# Texte source
Pour ceux qui le préfèrent, il y a l’option de louer ou d’acheter une voiture blindée, quelle que soit la marque. Les prix de la location varient de 1 500 à 2 000 dollars par jour environ. Les sociétés qui louent sont intransigeantes sur leur droit à connaître l’identité de la personnalité qui devra utiliser la voiture, mais très soucieuses de garder le secret des utilisateurs successifs pour des raisons de sécurité évidentes. Voilà pourquoi la confiance est un élément particulièrement important quand il s’agit de voitures blindées. Les sources interrogées affirment appeler leurs clients tous les deux ou trois jours pour insister sur le fait que le véhicule soit remplacé, au cas où la personnalité serait placée sous observation par d’éventuels agresseurs. La société peut aussi assurer des chauffeurs ayant reçu une formation spéciale.
Pour ce qui est de la vente, les prix varient de 70 000 à 200 ou 250 000 dollars, selon la voiture ou les options. Il va de soi que la police d’assurance est nettement plus élevée dans ce cas. Vu les risques... Les clients sont des personnalités politiques, à l’évidence, mais aussi d’autres personnages connus comme par exemple des artistes, ou encore des civils soucieux de leur sécurité et pouvant se payer un tel joujou. Pour plus de protection, sait-on jamais ?
Une question que se poseront inévitablement tous ceux qui s’intéressent à ce sujet : comment évaluer le degré de protection sachant que dans plusieurs attentats, notamment celui qui a coûté la vie à l’ancien Premier ministre Rafic Hariri et à plusieurs de ses compagnons, les voitures dans lesquelles se trouvaient les victimes étaient blindées. Évoquant cet attentat, une source fait remarquer qu’« aucun blindage ne peut résister à deux tonnes d’explosifs », mais de tels véhicules peuvent protéger de charges explosives moins importantes. Elle ajoute qu’il faut s’assurer qu’il n’y a pas de zones de faiblesse dans la carrosserie, notamment la cabine des passagers qui est supposée être protégée.

# Parties de l'exercice
1. Répondez à ces questions sur le texte consacré aux voitures blindées :
(a) Combien coûte environ la location d'une voiture blindée par jour ?
(b) Entre quels prix varie la vente d'une telle voiture ?
(c) Selon une source, à quelle quantité d'explosifs aucun blindage ne peut-il résister ?
2. Poursuivez le texte sur les voitures blindées après sa dernière phrase.

# Enregistrements fournis

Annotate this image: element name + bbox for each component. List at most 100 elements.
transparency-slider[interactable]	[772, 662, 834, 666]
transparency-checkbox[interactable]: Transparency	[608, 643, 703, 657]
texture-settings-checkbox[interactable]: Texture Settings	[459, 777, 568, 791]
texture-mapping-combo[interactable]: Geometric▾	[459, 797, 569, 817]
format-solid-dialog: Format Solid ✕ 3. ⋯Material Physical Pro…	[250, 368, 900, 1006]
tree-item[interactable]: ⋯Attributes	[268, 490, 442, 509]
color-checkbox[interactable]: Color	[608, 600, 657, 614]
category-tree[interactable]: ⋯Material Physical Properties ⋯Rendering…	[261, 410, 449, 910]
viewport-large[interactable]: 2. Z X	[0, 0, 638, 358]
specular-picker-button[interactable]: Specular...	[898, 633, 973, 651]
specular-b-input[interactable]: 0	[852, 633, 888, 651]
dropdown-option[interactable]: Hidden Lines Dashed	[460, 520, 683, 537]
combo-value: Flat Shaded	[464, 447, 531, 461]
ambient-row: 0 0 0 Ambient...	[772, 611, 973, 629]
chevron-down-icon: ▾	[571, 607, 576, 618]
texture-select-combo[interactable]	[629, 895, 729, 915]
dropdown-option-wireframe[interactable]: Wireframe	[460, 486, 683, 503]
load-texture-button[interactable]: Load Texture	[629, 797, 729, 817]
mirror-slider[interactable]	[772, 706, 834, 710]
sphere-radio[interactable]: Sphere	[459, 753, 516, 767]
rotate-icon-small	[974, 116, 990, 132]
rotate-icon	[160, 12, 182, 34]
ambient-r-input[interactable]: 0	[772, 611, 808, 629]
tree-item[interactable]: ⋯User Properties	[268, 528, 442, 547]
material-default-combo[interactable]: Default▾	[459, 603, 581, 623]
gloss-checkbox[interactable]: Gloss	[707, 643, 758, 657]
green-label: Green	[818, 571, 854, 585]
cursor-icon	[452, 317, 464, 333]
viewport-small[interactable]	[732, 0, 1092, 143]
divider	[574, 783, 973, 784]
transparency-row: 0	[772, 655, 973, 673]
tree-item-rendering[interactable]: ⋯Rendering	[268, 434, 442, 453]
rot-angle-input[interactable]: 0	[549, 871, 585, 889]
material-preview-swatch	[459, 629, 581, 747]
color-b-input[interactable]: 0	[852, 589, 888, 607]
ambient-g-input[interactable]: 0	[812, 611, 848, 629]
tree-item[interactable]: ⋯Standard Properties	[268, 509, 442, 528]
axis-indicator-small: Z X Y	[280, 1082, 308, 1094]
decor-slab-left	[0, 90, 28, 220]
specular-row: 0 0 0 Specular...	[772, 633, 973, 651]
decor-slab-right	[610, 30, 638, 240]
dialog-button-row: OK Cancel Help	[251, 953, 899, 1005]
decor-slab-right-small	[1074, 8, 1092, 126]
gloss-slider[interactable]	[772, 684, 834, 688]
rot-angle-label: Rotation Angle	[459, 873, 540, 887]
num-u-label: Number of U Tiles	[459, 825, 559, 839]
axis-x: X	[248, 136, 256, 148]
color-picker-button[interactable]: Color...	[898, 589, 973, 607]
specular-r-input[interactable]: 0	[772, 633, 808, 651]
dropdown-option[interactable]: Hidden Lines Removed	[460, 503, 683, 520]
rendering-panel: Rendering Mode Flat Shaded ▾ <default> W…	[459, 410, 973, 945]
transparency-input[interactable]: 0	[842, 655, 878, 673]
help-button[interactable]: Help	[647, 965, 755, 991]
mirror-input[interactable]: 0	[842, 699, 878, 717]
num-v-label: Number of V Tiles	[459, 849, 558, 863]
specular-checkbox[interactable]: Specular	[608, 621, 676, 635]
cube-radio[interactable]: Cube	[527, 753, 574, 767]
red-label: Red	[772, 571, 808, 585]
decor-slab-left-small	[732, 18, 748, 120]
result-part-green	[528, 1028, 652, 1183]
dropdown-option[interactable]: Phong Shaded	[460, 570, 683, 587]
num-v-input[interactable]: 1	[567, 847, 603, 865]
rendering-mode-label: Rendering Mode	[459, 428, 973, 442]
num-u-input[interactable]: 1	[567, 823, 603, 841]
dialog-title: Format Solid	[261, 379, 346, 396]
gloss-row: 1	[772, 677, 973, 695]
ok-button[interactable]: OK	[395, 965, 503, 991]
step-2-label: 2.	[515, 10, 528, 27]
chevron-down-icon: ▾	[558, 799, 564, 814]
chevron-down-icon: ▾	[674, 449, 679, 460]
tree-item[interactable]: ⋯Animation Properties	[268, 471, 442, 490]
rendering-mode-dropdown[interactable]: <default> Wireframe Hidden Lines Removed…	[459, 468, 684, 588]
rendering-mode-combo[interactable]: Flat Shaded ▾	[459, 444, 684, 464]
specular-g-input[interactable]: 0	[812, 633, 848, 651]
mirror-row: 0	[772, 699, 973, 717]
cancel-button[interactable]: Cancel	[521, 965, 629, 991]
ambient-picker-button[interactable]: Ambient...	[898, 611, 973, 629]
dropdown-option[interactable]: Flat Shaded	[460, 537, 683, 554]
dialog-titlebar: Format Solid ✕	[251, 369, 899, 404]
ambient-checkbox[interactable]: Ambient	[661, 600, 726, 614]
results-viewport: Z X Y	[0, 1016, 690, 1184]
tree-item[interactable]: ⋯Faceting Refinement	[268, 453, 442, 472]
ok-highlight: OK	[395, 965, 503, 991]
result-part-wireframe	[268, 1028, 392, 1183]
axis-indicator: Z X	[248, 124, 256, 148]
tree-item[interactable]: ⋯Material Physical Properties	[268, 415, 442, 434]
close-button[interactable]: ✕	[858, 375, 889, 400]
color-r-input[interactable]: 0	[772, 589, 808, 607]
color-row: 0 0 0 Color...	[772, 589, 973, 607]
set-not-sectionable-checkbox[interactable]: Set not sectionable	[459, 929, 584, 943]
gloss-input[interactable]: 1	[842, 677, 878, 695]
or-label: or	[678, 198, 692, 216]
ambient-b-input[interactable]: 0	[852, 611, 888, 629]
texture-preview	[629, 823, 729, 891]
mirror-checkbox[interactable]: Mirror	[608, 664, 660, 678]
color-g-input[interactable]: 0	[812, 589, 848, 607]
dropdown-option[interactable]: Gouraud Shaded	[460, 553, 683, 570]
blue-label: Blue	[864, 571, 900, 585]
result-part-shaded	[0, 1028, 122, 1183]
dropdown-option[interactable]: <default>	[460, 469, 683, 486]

# Réponses numérotées
1.
(a) De 1 500 à 2 000 dollars environ.
(b) De 70 000 à 200 ou 250 000 dollars, selon la voiture ou les options.
(c) À deux tonnes d'explosifs.

2.
« Comme pour tout au Liban, certains clients font plus confiance aux voitures importées qu’à celles blindées sur place, s’insurge cette même source. Or il y a beaucoup d’avantages dans ce que nous faisons. D’une part, nous connaissons les risques et les besoins du pays, nous effectuons des études sur les attentats perpétrés et faisons évoluer notre blindage en conséquence. D’autre part, nous pouvons proposer des véhicules adaptés aux cas particuliers de nos clients, en prenant en compte, notamment, la route qu’ils traversent tous les jours et où ils courent les véritables risques. Le concept même de la voiture blindée permet à la victime d’un attentat de gagner... quelques secondes, qui décideront souvent de sa vie ou de sa mort. Or il ne faut pas perdre de vue que les tueurs sont des professionnels, qui observent leurs futures victimes de près, pas des groupes qui opèrent au hasard. Je peux toutefois promettre aux responsables que de nouvelles technologies sont actuellement en train d’être développées pour mieux les protéger. »
Cette source estime que, heureusement ou malheureusement selon où l’on se place, ce business a de beaux jours devant lui pour au moins cinq ans à venir, au Liban mais aussi dans la région.